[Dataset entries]
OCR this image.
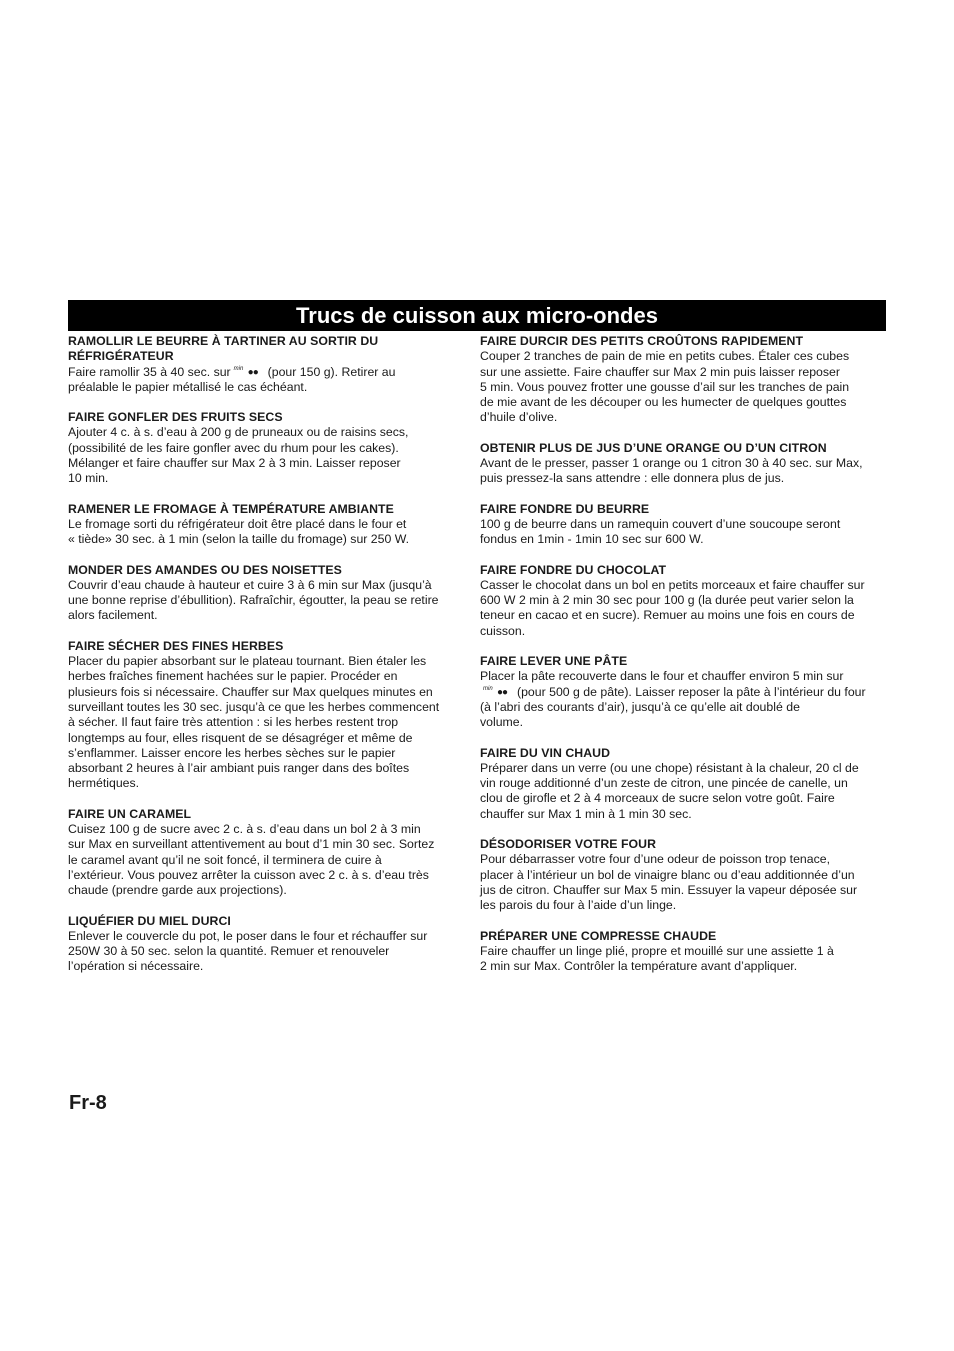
Trucs de cuisson aux micro-ondes
RAMOLLIR LE BEURRE À TARTINER AU SORTIR DU
RÉFRIGÉRATEUR

Faire ramollir 35 à 40 sec. sur min ●● (pour 150 g). Retirer au
préalable le papier métallisé le cas échéant.

FAIRE GONFLER DES FRUITS SECS

Ajouter 4 c. à s. d’eau à 200 g de pruneaux ou de raisins secs,
(possibilité de les faire gonfler avec du rhum pour les cakes).
Mélanger et faire chauffer sur Max 2 à 3 min. Laisser reposer
10 min.

RAMENER LE FROMAGE À TEMPÉRATURE AMBIANTE

Le fromage sorti du réfrigérateur doit être placé dans le four et
« tiède» 30 sec. à 1 min (selon la taille du fromage) sur 250 W.

MONDER DES AMANDES OU DES NOISETTES

Couvrir d’eau chaude à hauteur et cuire 3 à 6 min sur Max (jusqu’à
une bonne reprise d’ébullition). Rafraîchir, égoutter, la peau se retire
alors facilement.

FAIRE SÉCHER DES FINES HERBES

Placer du papier absorbant sur le plateau tournant. Bien étaler les
herbes fraîches finement hachées sur le papier. Procéder en
plusieurs fois si nécessaire. Chauffer sur Max quelques minutes en
surveillant toutes les 30 sec. jusqu’à ce que les herbes commencent
à sécher. Il faut faire très attention : si les herbes restent trop
longtemps au four, elles risquent de se désagréger et même de
s’enflammer. Laisser encore les herbes sèches sur le papier
absorbant 2 heures à l’air ambiant puis ranger dans des boîtes
hermétiques.

FAIRE UN CARAMEL

Cuisez 100 g de sucre avec 2 c. à s. d’eau dans un bol 2 à 3 min
sur Max en surveillant attentivement au bout d’1 min 30 sec. Sortez
le caramel avant qu’il ne soit foncé, il terminera de cuire à
l’extérieur. Vous pouvez arrêter la cuisson avec 2 c. à s. d’eau très
chaude (prendre garde aux projections).

LIQUÉFIER DU MIEL DURCI

Enlever le couvercle du pot, le poser dans le four et réchauffer sur
250W 30 à 50 sec. selon la quantité. Remuer et renouveler
l’opération si nécessaire.

FAIRE DURCIR DES PETITS CROÛTONS RAPIDEMENT

Couper 2 tranches de pain de mie en petits cubes. Étaler ces cubes
sur une assiette. Faire chauffer sur Max 2 min puis laisser reposer
5 min. Vous pouvez frotter une gousse d’ail sur les tranches de pain
de mie avant de les découper ou les humecter de quelques gouttes
d’huile d’olive.

OBTENIR PLUS DE JUS D’UNE ORANGE OU D’UN CITRON

Avant de le presser, passer 1 orange ou 1 citron 30 à 40 sec. sur Max,
puis pressez-la sans attendre : elle donnera plus de jus.

FAIRE FONDRE DU BEURRE

100 g de beurre dans un ramequin couvert d’une soucoupe seront
fondus en 1min - 1min 10 sec sur 600 W.

FAIRE FONDRE DU CHOCOLAT

Casser le chocolat dans un bol en petits morceaux et faire chauffer sur
600 W 2 min à 2 min 30 sec pour 100 g (la durée peut varier selon la
teneur en cacao et en sucre). Remuer au moins une fois en cours de
cuisson.

FAIRE LEVER UNE PÂTE

Placer la pâte recouverte dans le four et chauffer environ 5 min sur
min ●● (pour 500 g de pâte). Laisser reposer la pâte à l’intérieur du four
(à l’abri des courants d’air), jusqu’à ce qu’elle ait doublé de
volume.

FAIRE DU VIN CHAUD

Préparer dans un verre (ou une chope) résistant à la chaleur, 20 cl de
vin rouge additionné d’un zeste de citron, une pincée de canelle, un
clou de girofle et 2 à 4 morceaux de sucre selon votre goût. Faire
chauffer sur Max 1 min à 1 min 30 sec.

DÉSODORISER VOTRE FOUR

Pour débarrasser votre four d’une odeur de poisson trop tenace,
placer à l’intérieur un bol de vinaigre blanc ou d’eau additionnée d’un
jus de citron. Chauffer sur Max 5 min. Essuyer la vapeur déposée sur
les parois du four à l’aide d’un linge.

PRÉPARER UNE COMPRESSE CHAUDE

Faire chauffer un linge plié, propre et mouillé sur une assiette 1 à
2 min sur Max. Contrôler la température avant d’appliquer.

Fr-8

> EXERCISE OBJECTIVE
Go through the listing above and write it all out exactly, leaving out any picture.

> RESPONSE TO THIS EXERCISE
OCR this image.
Trucs de cuisson aux micro-ondes
RAMOLLIR LE BEURRE À TARTINER AU SORTIR DU
RÉFRIGÉRATEUR

Faire ramollir 35 à 40 sec. sur min ●● (pour 150 g). Retirer au
préalable le papier métallisé le cas échéant.

FAIRE GONFLER DES FRUITS SECS

Ajouter 4 c. à s. d’eau à 200 g de pruneaux ou de raisins secs,
(possibilité de les faire gonfler avec du rhum pour les cakes).
Mélanger et faire chauffer sur Max 2 à 3 min. Laisser reposer
10 min.

RAMENER LE FROMAGE À TEMPÉRATURE AMBIANTE

Le fromage sorti du réfrigérateur doit être placé dans le four et
« tiède» 30 sec. à 1 min (selon la taille du fromage) sur 250 W.

MONDER DES AMANDES OU DES NOISETTES

Couvrir d’eau chaude à hauteur et cuire 3 à 6 min sur Max (jusqu’à
une bonne reprise d’ébullition). Rafraîchir, égoutter, la peau se retire
alors facilement.

FAIRE SÉCHER DES FINES HERBES

Placer du papier absorbant sur le plateau tournant. Bien étaler les
herbes fraîches finement hachées sur le papier. Procéder en
plusieurs fois si nécessaire. Chauffer sur Max quelques minutes en
surveillant toutes les 30 sec. jusqu’à ce que les herbes commencent
à sécher. Il faut faire très attention : si les herbes restent trop
longtemps au four, elles risquent de se désagréger et même de
s’enflammer. Laisser encore les herbes sèches sur le papier
absorbant 2 heures à l’air ambiant puis ranger dans des boîtes
hermétiques.

FAIRE UN CARAMEL

Cuisez 100 g de sucre avec 2 c. à s. d’eau dans un bol 2 à 3 min
sur Max en surveillant attentivement au bout d’1 min 30 sec. Sortez
le caramel avant qu’il ne soit foncé, il terminera de cuire à
l’extérieur. Vous pouvez arrêter la cuisson avec 2 c. à s. d’eau très
chaude (prendre garde aux projections).

LIQUÉFIER DU MIEL DURCI

Enlever le couvercle du pot, le poser dans le four et réchauffer sur
250W 30 à 50 sec. selon la quantité. Remuer et renouveler
l’opération si nécessaire.

FAIRE DURCIR DES PETITS CROÛTONS RAPIDEMENT

Couper 2 tranches de pain de mie en petits cubes. Étaler ces cubes
sur une assiette. Faire chauffer sur Max 2 min puis laisser reposer
5 min. Vous pouvez frotter une gousse d’ail sur les tranches de pain
de mie avant de les découper ou les humecter de quelques gouttes
d’huile d’olive.

OBTENIR PLUS DE JUS D’UNE ORANGE OU D’UN CITRON

Avant de le presser, passer 1 orange ou 1 citron 30 à 40 sec. sur Max,
puis pressez-la sans attendre : elle donnera plus de jus.

FAIRE FONDRE DU BEURRE

100 g de beurre dans un ramequin couvert d’une soucoupe seront
fondus en 1min - 1min 10 sec sur 600 W.

FAIRE FONDRE DU CHOCOLAT

Casser le chocolat dans un bol en petits morceaux et faire chauffer sur
600 W 2 min à 2 min 30 sec pour 100 g (la durée peut varier selon la
teneur en cacao et en sucre). Remuer au moins une fois en cours de
cuisson.

FAIRE LEVER UNE PÂTE

Placer la pâte recouverte dans le four et chauffer environ 5 min sur
min ●● (pour 500 g de pâte). Laisser reposer la pâte à l’intérieur du four
(à l’abri des courants d’air), jusqu’à ce qu’elle ait doublé de
volume.

FAIRE DU VIN CHAUD

Préparer dans un verre (ou une chope) résistant à la chaleur, 20 cl de
vin rouge additionné d’un zeste de citron, une pincée de canelle, un
clou de girofle et 2 à 4 morceaux de sucre selon votre goût. Faire
chauffer sur Max 1 min à 1 min 30 sec.

DÉSODORISER VOTRE FOUR

Pour débarrasser votre four d’une odeur de poisson trop tenace,
placer à l’intérieur un bol de vinaigre blanc ou d’eau additionnée d’un
jus de citron. Chauffer sur Max 5 min. Essuyer la vapeur déposée sur
les parois du four à l’aide d’un linge.

PRÉPARER UNE COMPRESSE CHAUDE

Faire chauffer un linge plié, propre et mouillé sur une assiette 1 à
2 min sur Max. Contrôler la température avant d’appliquer.

Fr-8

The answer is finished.